===== Data records

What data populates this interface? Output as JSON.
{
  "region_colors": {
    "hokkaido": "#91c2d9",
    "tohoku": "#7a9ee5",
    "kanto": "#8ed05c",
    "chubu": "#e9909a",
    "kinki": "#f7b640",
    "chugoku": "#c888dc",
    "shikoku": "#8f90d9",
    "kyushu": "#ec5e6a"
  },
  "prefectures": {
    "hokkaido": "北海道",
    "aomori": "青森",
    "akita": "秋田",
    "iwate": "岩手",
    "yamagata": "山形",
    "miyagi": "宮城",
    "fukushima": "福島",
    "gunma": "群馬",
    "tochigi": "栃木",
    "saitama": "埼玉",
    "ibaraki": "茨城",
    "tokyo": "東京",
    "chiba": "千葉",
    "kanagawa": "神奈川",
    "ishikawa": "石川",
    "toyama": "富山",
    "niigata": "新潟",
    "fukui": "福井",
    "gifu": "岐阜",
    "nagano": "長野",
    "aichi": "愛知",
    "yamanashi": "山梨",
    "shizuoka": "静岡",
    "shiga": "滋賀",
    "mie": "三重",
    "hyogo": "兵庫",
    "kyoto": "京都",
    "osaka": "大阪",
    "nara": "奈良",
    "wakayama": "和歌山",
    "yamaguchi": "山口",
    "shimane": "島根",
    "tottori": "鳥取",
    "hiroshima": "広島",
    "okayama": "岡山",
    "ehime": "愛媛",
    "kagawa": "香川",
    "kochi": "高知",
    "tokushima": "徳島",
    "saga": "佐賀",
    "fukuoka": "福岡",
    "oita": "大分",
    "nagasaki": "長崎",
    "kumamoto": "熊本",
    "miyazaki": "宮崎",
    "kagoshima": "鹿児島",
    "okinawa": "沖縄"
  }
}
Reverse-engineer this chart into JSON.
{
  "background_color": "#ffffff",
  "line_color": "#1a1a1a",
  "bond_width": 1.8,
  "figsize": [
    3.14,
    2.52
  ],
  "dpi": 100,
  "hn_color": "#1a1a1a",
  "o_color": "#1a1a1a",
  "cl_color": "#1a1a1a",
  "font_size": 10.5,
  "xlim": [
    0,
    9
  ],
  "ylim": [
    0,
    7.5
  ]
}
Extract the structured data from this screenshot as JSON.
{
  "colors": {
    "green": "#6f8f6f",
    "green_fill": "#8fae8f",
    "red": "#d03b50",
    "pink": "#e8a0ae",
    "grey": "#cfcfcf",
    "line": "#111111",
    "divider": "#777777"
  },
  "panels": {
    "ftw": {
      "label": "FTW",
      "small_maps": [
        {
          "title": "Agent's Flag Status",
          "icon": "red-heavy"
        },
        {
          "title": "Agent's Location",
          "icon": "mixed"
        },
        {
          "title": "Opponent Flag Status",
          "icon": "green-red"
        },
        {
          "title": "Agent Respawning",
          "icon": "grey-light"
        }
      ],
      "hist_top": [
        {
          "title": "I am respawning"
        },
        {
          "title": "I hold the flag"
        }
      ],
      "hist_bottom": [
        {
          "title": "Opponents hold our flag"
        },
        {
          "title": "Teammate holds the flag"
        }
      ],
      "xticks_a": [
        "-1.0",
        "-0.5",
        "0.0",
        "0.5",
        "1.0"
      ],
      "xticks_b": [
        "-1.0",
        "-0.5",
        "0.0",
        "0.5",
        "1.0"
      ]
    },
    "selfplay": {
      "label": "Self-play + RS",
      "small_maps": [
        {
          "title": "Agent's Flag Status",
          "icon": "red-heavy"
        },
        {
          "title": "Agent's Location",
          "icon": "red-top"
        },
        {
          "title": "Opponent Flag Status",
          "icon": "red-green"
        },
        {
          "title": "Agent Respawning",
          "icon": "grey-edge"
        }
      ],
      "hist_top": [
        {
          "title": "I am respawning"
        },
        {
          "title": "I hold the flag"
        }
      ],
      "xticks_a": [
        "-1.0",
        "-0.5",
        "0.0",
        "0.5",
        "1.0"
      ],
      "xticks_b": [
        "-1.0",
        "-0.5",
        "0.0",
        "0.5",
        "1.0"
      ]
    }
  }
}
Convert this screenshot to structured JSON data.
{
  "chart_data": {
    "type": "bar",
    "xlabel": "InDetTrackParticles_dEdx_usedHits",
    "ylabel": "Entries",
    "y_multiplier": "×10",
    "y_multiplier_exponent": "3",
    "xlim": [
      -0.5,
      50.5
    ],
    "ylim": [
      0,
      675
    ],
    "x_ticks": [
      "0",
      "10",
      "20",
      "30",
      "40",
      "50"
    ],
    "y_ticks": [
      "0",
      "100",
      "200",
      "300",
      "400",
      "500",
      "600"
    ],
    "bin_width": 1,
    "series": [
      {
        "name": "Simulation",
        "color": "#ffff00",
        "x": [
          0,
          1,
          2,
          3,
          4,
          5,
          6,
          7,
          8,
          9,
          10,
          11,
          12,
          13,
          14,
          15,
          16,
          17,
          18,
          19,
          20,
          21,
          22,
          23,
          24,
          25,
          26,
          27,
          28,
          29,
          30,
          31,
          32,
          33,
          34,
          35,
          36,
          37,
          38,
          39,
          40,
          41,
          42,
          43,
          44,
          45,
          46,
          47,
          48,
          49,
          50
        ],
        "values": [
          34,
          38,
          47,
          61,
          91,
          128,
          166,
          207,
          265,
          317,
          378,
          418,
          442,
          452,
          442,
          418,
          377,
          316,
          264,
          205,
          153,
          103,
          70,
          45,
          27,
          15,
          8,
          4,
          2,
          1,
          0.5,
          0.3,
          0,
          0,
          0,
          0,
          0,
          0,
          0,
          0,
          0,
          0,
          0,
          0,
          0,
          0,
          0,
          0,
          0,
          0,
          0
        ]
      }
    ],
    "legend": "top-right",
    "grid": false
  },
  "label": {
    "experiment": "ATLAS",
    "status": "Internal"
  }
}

==========

Return the listing above word for word.

Response:
What data populates this interface? Output as JSON.
{
  "region_colors": {
    "hokkaido": "#91c2d9",
    "tohoku": "#7a9ee5",
    "kanto": "#8ed05c",
    "chubu": "#e9909a",
    "kinki": "#f7b640",
    "chugoku": "#c888dc",
    "shikoku": "#8f90d9",
    "kyushu": "#ec5e6a"
  },
  "prefectures": {
    "hokkaido": "北海道",
    "aomori": "青森",
    "akita": "秋田",
    "iwate": "岩手",
    "yamagata": "山形",
    "miyagi": "宮城",
    "fukushima": "福島",
    "gunma": "群馬",
    "tochigi": "栃木",
    "saitama": "埼玉",
    "ibaraki": "茨城",
    "tokyo": "東京",
    "chiba": "千葉",
    "kanagawa": "神奈川",
    "ishikawa": "石川",
    "toyama": "富山",
    "niigata": "新潟",
    "fukui": "福井",
    "gifu": "岐阜",
    "nagano": "長野",
    "aichi": "愛知",
    "yamanashi": "山梨",
    "shizuoka": "静岡",
    "shiga": "滋賀",
    "mie": "三重",
    "hyogo": "兵庫",
    "kyoto": "京都",
    "osaka": "大阪",
    "nara": "奈良",
    "wakayama": "和歌山",
    "yamaguchi": "山口",
    "shimane": "島根",
    "tottori": "鳥取",
    "hiroshima": "広島",
    "okayama": "岡山",
    "ehime": "愛媛",
    "kagawa": "香川",
    "kochi": "高知",
    "tokushima": "徳島",
    "saga": "佐賀",
    "fukuoka": "福岡",
    "oita": "大分",
    "nagasaki": "長崎",
    "kumamoto": "熊本",
    "miyazaki": "宮崎",
    "kagoshima": "鹿児島",
    "okinawa": "沖縄"
  }
}
Reverse-engineer this chart into JSON.
{
  "background_color": "#ffffff",
  "line_color": "#1a1a1a",
  "bond_width": 1.8,
  "figsize": [
    3.14,
    2.52
  ],
  "dpi": 100,
  "hn_color": "#1a1a1a",
  "o_color": "#1a1a1a",
  "cl_color": "#1a1a1a",
  "font_size": 10.5,
  "xlim": [
    0,
    9
  ],
  "ylim": [
    0,
    7.5
  ]
}
Extract the structured data from this screenshot as JSON.
{
  "colors": {
    "green": "#6f8f6f",
    "green_fill": "#8fae8f",
    "red": "#d03b50",
    "pink": "#e8a0ae",
    "grey": "#cfcfcf",
    "line": "#111111",
    "divider": "#777777"
  },
  "panels": {
    "ftw": {
      "label": "FTW",
      "small_maps": [
        {
          "title": "Agent's Flag Status",
          "icon": "red-heavy"
        },
        {
          "title": "Agent's Location",
          "icon": "mixed"
        },
        {
          "title": "Opponent Flag Status",
          "icon": "green-red"
        },
        {
          "title": "Agent Respawning",
          "icon": "grey-light"
        }
      ],
      "hist_top": [
        {
          "title": "I am respawning"
        },
        {
          "title": "I hold the flag"
        }
      ],
      "hist_bottom": [
        {
          "title": "Opponents hold our flag"
        },
        {
          "title": "Teammate holds the flag"
        }
      ],
      "xticks_a": [
        "-1.0",
        "-0.5",
        "0.0",
        "0.5",
        "1.0"
      ],
      "xticks_b": [
        "-1.0",
        "-0.5",
        "0.0",
        "0.5",
        "1.0"
      ]
    },
    "selfplay": {
      "label": "Self-play + RS",
      "small_maps": [
        {
          "title": "Agent's Flag Status",
          "icon": "red-heavy"
        },
        {
          "title": "Agent's Location",
          "icon": "red-top"
        },
        {
          "title": "Opponent Flag Status",
          "icon": "red-green"
        },
        {
          "title": "Agent Respawning",
          "icon": "grey-edge"
        }
      ],
      "hist_top": [
        {
          "title": "I am respawning"
        },
        {
          "title": "I hold the flag"
        }
      ],
      "xticks_a": [
        "-1.0",
        "-0.5",
        "0.0",
        "0.5",
        "1.0"
      ],
      "xticks_b": [
        "-1.0",
        "-0.5",
        "0.0",
        "0.5",
        "1.0"
      ]
    }
  }
}
Convert this screenshot to structured JSON data.
{
  "chart_data": {
    "type": "bar",
    "xlabel": "InDetTrackParticles_dEdx_usedHits",
    "ylabel": "Entries",
    "y_multiplier": "×10",
    "y_multiplier_exponent": "3",
    "xlim": [
      -0.5,
      50.5
    ],
    "ylim": [
      0,
      675
    ],
    "x_ticks": [
      "0",
      "10",
      "20",
      "30",
      "40",
      "50"
    ],
    "y_ticks": [
      "0",
      "100",
      "200",
      "300",
      "400",
      "500",
      "600"
    ],
    "bin_width": 1,
    "series": [
      {
        "name": "Simulation",
        "color": "#ffff00",
        "x": [
          0,
          1,
          2,
          3,
          4,
          5,
          6,
          7,
          8,
          9,
          10,
          11,
          12,
          13,
          14,
          15,
          16,
          17,
          18,
          19,
          20,
          21,
          22,
          23,
          24,
          25,
          26,
          27,
          28,
          29,
          30,
          31,
          32,
          33,
          34,
          35,
          36,
          37,
          38,
          39,
          40,
          41,
          42,
          43,
          44,
          45,
          46,
          47,
          48,
          49,
          50
        ],
        "values": [
          34,
          38,
          47,
          61,
          91,
          128,
          166,
          207,
          265,
          317,
          378,
          418,
          442,
          452,
          442,
          418,
          377,
          316,
          264,
          205,
          153,
          103,
          70,
          45,
          27,
          15,
          8,
          4,
          2,
          1,
          0.5,
          0.3,
          0,
          0,
          0,
          0,
          0,
          0,
          0,
          0,
          0,
          0,
          0,
          0,
          0,
          0,
          0,
          0,
          0,
          0,
          0
        ]
      }
    ],
    "legend": "top-right",
    "grid": false
  },
  "label": {
    "experiment": "ATLAS",
    "status": "Internal"
  }
}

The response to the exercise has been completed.